* EXTRACT TO READ
┄┄┄┄┄┄┄┄┄┄┄┄┄┄┄┄┄┄┄┄

For example, Avery Dennison is piloting software announced this week by Oversight Technologies which can be used to monitor finance systems for irregular transactions.
Mark Van Holsbeck, director of enterprise security at Avery Dennison, said the software should cut the time workers spend poring over printouts of financial data to determine whether any information has been altered or corrupted.
Avery Dennison's use of the Oversight tool, which is being tested on a combination of Wintel and HP-UX platforms, was not driven by the requirements of the Sarbanes-Oxley Act, Van Holsbeck said. But the technology should help the company satisfy components of the financial reporting law.
Other users are expected to come to the same conclusion about computer forensics technology, which can track how data is used and modified.
Meta Group analyst John Van Decker said he expected to see an uptick in forensics technology investments related to Sarbanes-Oxley starting this summer.

┄┄┄┄┄┄┄┄┄┄┄┄┄┄┄┄┄┄┄┄

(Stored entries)

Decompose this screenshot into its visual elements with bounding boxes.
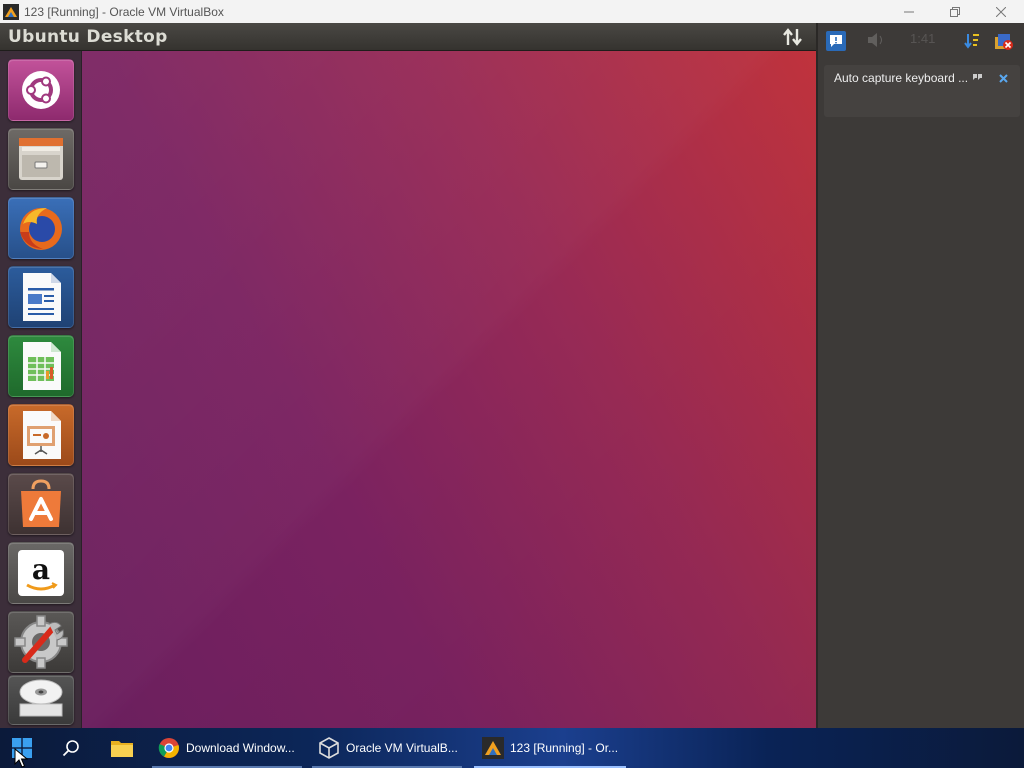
ubuntu-top-panel: Ubuntu Desktop — [0, 23, 816, 51]
software-center-icon — [21, 479, 61, 527]
window-titlebar[interactable]: 123 [Running] - Oracle VM VirtualBox — [0, 0, 1024, 23]
unity-launcher: a — [0, 51, 82, 728]
launcher-item-amazon[interactable]: a — [8, 542, 74, 604]
taskbar-app-label: Oracle VM VirtualB... — [346, 741, 458, 755]
disc-icon — [19, 679, 63, 717]
x-icon — [998, 73, 1008, 83]
launcher-item-dash[interactable] — [8, 59, 74, 121]
launcher-item-settings[interactable] — [8, 611, 74, 673]
up-down-arrows-icon[interactable] — [782, 27, 804, 47]
taskbar-app-virtualbox[interactable]: Oracle VM VirtualB... — [318, 728, 458, 768]
taskbar-app-label: Download Window... — [186, 741, 295, 755]
vm-window-icon — [482, 737, 504, 759]
launcher-item-writer[interactable] — [8, 266, 74, 328]
ubuntu-logo-icon — [22, 71, 60, 109]
desktop-wallpaper-sheen — [82, 51, 816, 728]
ubuntu-desktop-background[interactable] — [82, 51, 816, 728]
message-icon[interactable] — [826, 31, 846, 51]
launcher-item-calc[interactable] — [8, 335, 74, 397]
virtualbox-vm-icon — [3, 3, 19, 20]
impress-icon — [23, 411, 61, 459]
settings-icon — [14, 615, 68, 669]
mouse-cursor-icon — [14, 748, 28, 768]
firefox-icon — [20, 208, 62, 250]
search-button[interactable] — [62, 728, 84, 768]
sort-icon[interactable] — [964, 32, 980, 50]
writer-icon — [23, 273, 61, 321]
minimize-button[interactable] — [886, 0, 932, 23]
close-icon — [996, 6, 1006, 17]
taskbar-app-vm-window[interactable]: 123 [Running] - Or... — [482, 728, 618, 768]
launcher-item-files[interactable] — [8, 128, 74, 190]
notification-card[interactable]: Auto capture keyboard ... — [824, 65, 1020, 117]
launcher-item-firefox[interactable] — [8, 197, 74, 259]
virtualbox-icon — [319, 737, 339, 759]
volume-icon — [868, 33, 882, 47]
file-explorer-button[interactable] — [110, 728, 136, 768]
file-cabinet-icon — [19, 138, 63, 180]
windows-taskbar: Download Window... Oracle VM VirtualB...… — [0, 728, 1024, 768]
notification-close-button[interactable] — [996, 71, 1010, 85]
folder-icon — [111, 741, 133, 757]
expand-icon — [972, 74, 982, 80]
chrome-icon — [158, 738, 179, 758]
notification-panel: 1:41 Auto capture keyboard ... — [816, 23, 1024, 728]
window-title: 123 [Running] - Oracle VM VirtualBox — [24, 4, 224, 19]
search-icon — [62, 740, 79, 757]
calc-icon — [23, 342, 61, 390]
svg-text:a: a — [32, 553, 50, 586]
faded-clock: 1:41 — [910, 31, 936, 46]
minimize-icon — [904, 11, 914, 12]
notification-text: Auto capture keyboard ... — [834, 71, 969, 85]
taskbar-app-label: 123 [Running] - Or... — [510, 741, 619, 755]
restore-button[interactable] — [932, 0, 978, 23]
close-button[interactable] — [978, 0, 1024, 23]
launcher-item-impress[interactable] — [8, 404, 74, 466]
launcher-item-software[interactable] — [8, 473, 74, 535]
launcher-item-dvd[interactable] — [8, 675, 74, 725]
taskbar-app-chrome[interactable]: Download Window... — [158, 728, 295, 768]
close-all-icon[interactable] — [994, 31, 1014, 51]
notification-toolbar: 1:41 — [818, 23, 1024, 61]
panel-title: Ubuntu Desktop — [8, 26, 168, 47]
notification-expand-button[interactable] — [970, 71, 984, 85]
amazon-icon: a — [18, 550, 64, 596]
restore-icon — [950, 6, 960, 17]
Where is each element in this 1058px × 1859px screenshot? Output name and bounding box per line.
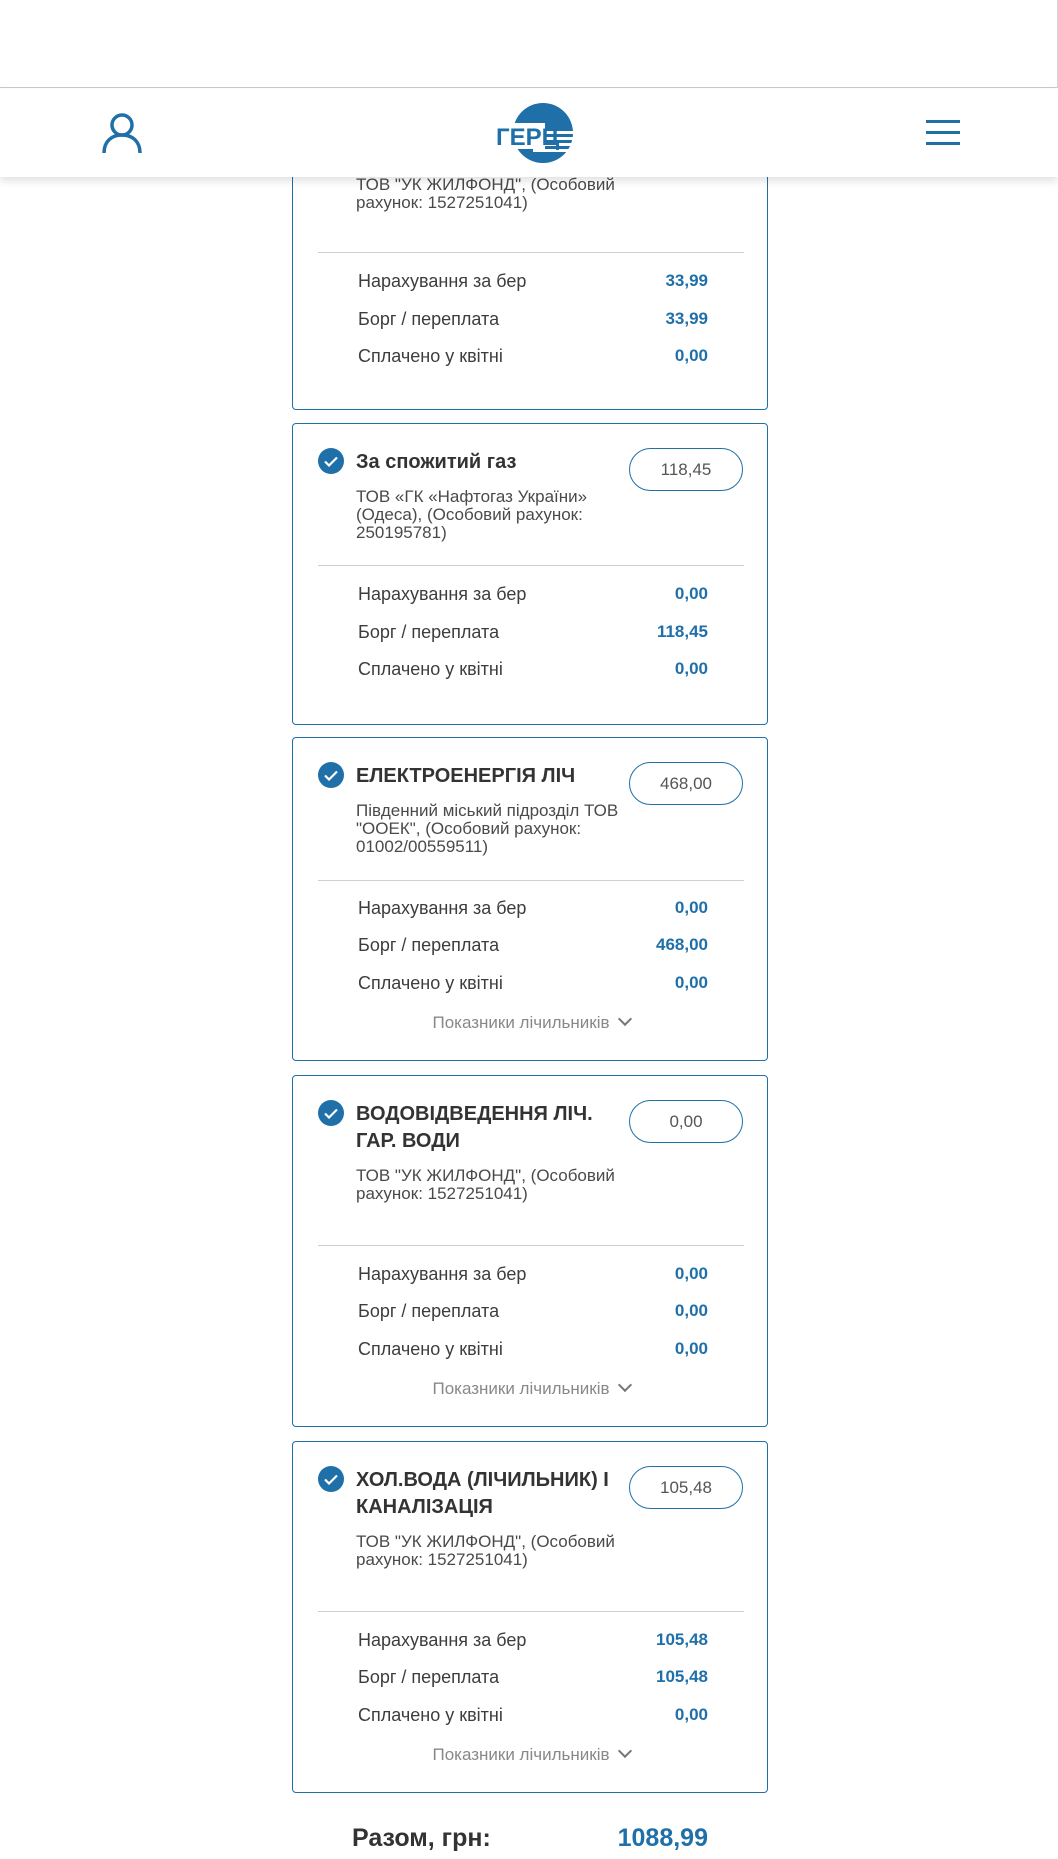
provider-info: ТОВ "УК ЖИЛФОНД", (Особовий рахунок: 152… bbox=[356, 1166, 615, 1203]
row-label: Сплачено у квітні bbox=[358, 972, 503, 993]
row-label: Сплачено у квітні bbox=[358, 658, 503, 679]
service-card-gas: За спожитий газ ТОВ «ГК «Нафтогаз Україн… bbox=[292, 423, 768, 725]
chevron-down-icon bbox=[617, 1743, 632, 1759]
provider-info: ТОВ "УК ЖИЛФОНД", (Особовий рахунок: 152… bbox=[356, 175, 615, 212]
charge-row: Нарахування за бер 0,00 bbox=[358, 896, 708, 920]
row-label: Нарахування за бер bbox=[358, 1629, 527, 1650]
row-label: Борг / переплата bbox=[358, 308, 500, 329]
row-value: 468,00 bbox=[656, 935, 708, 954]
row-label: Нарахування за бер bbox=[358, 583, 527, 604]
row-value: 0,00 bbox=[674, 1264, 708, 1283]
service-title: ЕЛЕКТРОЕНЕРГІЯ ЛІЧ bbox=[356, 765, 576, 787]
amount-input[interactable]: 0,00 bbox=[629, 1100, 743, 1143]
charge-row: Нарахування за бер 0,00 bbox=[358, 1262, 708, 1286]
amount-input[interactable]: 118,45 bbox=[629, 448, 743, 491]
divider bbox=[318, 565, 744, 566]
check-icon[interactable] bbox=[318, 1466, 344, 1492]
divider bbox=[318, 1245, 744, 1246]
divider bbox=[318, 1611, 744, 1612]
debt-row: Борг / переплата 105,48 bbox=[358, 1665, 708, 1689]
row-label: Борг / переплата bbox=[358, 934, 500, 955]
row-value: 0,00 bbox=[674, 1705, 708, 1724]
charge-row: Нарахування за бер 0,00 bbox=[358, 582, 708, 606]
row-label: Борг / переплата bbox=[358, 1300, 500, 1321]
meter-readings-toggle[interactable]: Показники лічильників bbox=[293, 1377, 769, 1399]
meter-readings-label: Показники лічильників bbox=[432, 1745, 610, 1764]
debt-row: Борг / переплата 33,99 bbox=[358, 307, 708, 331]
row-label: Сплачено у квітні bbox=[358, 345, 503, 366]
check-icon[interactable] bbox=[318, 1100, 344, 1126]
row-value: 0,00 bbox=[674, 584, 708, 603]
row-label: Нарахування за бер bbox=[358, 897, 527, 918]
service-card-electricity: ЕЛЕКТРОЕНЕРГІЯ ЛІЧ Південний міський під… bbox=[292, 737, 768, 1061]
paid-row: Сплачено у квітні 0,00 bbox=[358, 1703, 708, 1727]
paid-row: Сплачено у квітні 0,00 bbox=[358, 971, 708, 995]
row-value: 0,00 bbox=[674, 898, 708, 917]
row-value: 118,45 bbox=[656, 622, 708, 641]
provider-info: Південний міський підрозділ ТОВ "ООЕК", … bbox=[356, 801, 619, 856]
meter-readings-toggle[interactable]: Показники лічильників bbox=[293, 1011, 769, 1033]
service-title: За спожитий газ bbox=[356, 451, 517, 473]
meter-readings-label: Показники лічильників bbox=[432, 1013, 610, 1032]
hamburger-menu-icon[interactable] bbox=[924, 117, 964, 149]
debt-row: Борг / переплата 118,45 bbox=[358, 620, 708, 644]
paid-row: Сплачено у квітні 0,00 bbox=[358, 344, 708, 368]
row-value: 105,48 bbox=[656, 1630, 708, 1649]
row-value: 0,00 bbox=[674, 659, 708, 678]
row-label: Нарахування за бер bbox=[358, 1263, 527, 1284]
paid-row: Сплачено у квітні 0,00 bbox=[358, 1337, 708, 1361]
service-card-drainage: ВОДОВІДВЕДЕННЯ ЛІЧ. ГАР. ВОДИ ТОВ "УК ЖИ… bbox=[292, 1075, 768, 1427]
divider bbox=[318, 252, 744, 253]
row-value: 33,99 bbox=[665, 271, 708, 290]
row-label: Сплачено у квітні bbox=[358, 1338, 503, 1359]
charge-row: Нарахування за бер 105,48 bbox=[358, 1628, 708, 1652]
meter-readings-label: Показники лічильників bbox=[432, 1379, 610, 1398]
provider-info: ТОВ «ГК «Нафтогаз України» (Одеса), (Осо… bbox=[356, 487, 588, 542]
total-row: Разом, грн: 1088,99 bbox=[352, 1820, 708, 1856]
meter-readings-toggle[interactable]: Показники лічильників bbox=[293, 1743, 769, 1765]
service-title: ВОДОВІДВЕДЕННЯ ЛІЧ. ГАР. ВОДИ bbox=[356, 1103, 593, 1152]
site-header: ГЕРЦ bbox=[0, 89, 1058, 177]
row-value: 33,99 bbox=[665, 309, 708, 328]
user-icon[interactable] bbox=[100, 111, 144, 155]
paid-row: Сплачено у квітні 0,00 bbox=[358, 657, 708, 681]
charge-row: Нарахування за бер 33,99 bbox=[358, 269, 708, 293]
service-title: ХОЛ.ВОДА (ЛІЧИЛЬНИК) І КАНАЛІЗАЦІЯ bbox=[356, 1469, 609, 1518]
row-value: 0,00 bbox=[674, 1301, 708, 1320]
debt-row: Борг / переплата 468,00 bbox=[358, 933, 708, 957]
chevron-down-icon bbox=[617, 1377, 632, 1393]
service-card-cold-water: ХОЛ.ВОДА (ЛІЧИЛЬНИК) І КАНАЛІЗАЦІЯ ТОВ "… bbox=[292, 1441, 768, 1793]
row-value: 0,00 bbox=[674, 346, 708, 365]
page-content: ТОВ "УК ЖИЛФОНД", (Особовий рахунок: 152… bbox=[0, 0, 1058, 1859]
row-value: 105,48 bbox=[656, 1667, 708, 1686]
check-icon[interactable] bbox=[318, 762, 344, 788]
debt-row: Борг / переплата 0,00 bbox=[358, 1299, 708, 1323]
amount-input[interactable]: 105,48 bbox=[629, 1466, 743, 1509]
svg-text:ГЕРЦ: ГЕРЦ bbox=[496, 124, 560, 151]
amount-input[interactable]: 468,00 bbox=[629, 762, 743, 805]
total-label: Разом, грн: bbox=[352, 1823, 491, 1852]
row-value: 0,00 bbox=[674, 973, 708, 992]
provider-info: ТОВ "УК ЖИЛФОНД", (Особовий рахунок: 152… bbox=[356, 1532, 615, 1569]
row-label: Борг / переплата bbox=[358, 621, 500, 642]
divider bbox=[318, 880, 744, 881]
row-label: Нарахування за бер bbox=[358, 270, 527, 291]
row-label: Сплачено у квітні bbox=[358, 1704, 503, 1725]
row-value: 0,00 bbox=[674, 1339, 708, 1358]
total-value: 1088,99 bbox=[617, 1823, 708, 1852]
chevron-down-icon bbox=[617, 1011, 632, 1027]
row-label: Борг / переплата bbox=[358, 1666, 500, 1687]
check-icon[interactable] bbox=[318, 448, 344, 474]
gerc-logo[interactable]: ГЕРЦ bbox=[493, 101, 583, 165]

┄┄┄┄┄┄┄┄┄┄┄┄┄┄┄┄┄┄┄┄

* TASKS FOR THIS EXERCISE
• 1. Name every company or firm mentioned in the article on forensics software.
• 2. Decide whether each statement agrees with the article on forensics software, and quote the words that settle it: (a) The Oversight tool is being tested on Wintel and HP-UX platforms. (b) Avery Dennison chose the Oversight tool because of the Sarbanes-Oxley Act. (c) John Van Decker expected forensics investments tied to Sarbanes-Oxley to rise starting this summer.
• 3. Resume the article on forensics software, starting after its final sentence.
These entries are separate material, unrelated to the article on forensics software.

* EXPECTED ANSWERS
• 1. Avery Dennison, Oversight Technologies, Meta Group

• 2.
(a) Yes: "which is being tested on a combination of Wintel and HP-UX platforms"
(b) No: "was not driven by the requirements of the Sarbanes-Oxley Act"
(c) Yes: "he expected to see an uptick in forensics technology investments related to Sarbanes-Oxley starting this summer"

• 3.
Michael Rasmussen, an analyst at Forrester Research, estimated that about a third of the clients he works with have put an investigative response plan in place, including the use of business intelligence tools and other technologies to help monitor ERP and e-mail systems for evidence of potential wrongdoing.
Pricing for Oversight's monitoring tools starts at $85,000 and can go up to about $200,000, based on the number of end users, said chief executive officer Patrick Taylor.
Other suppliers of forensics tools include Guidance Software, Consul Risk Management and Addamark Technologies which will announce upgraded software for storing and tracking system log data.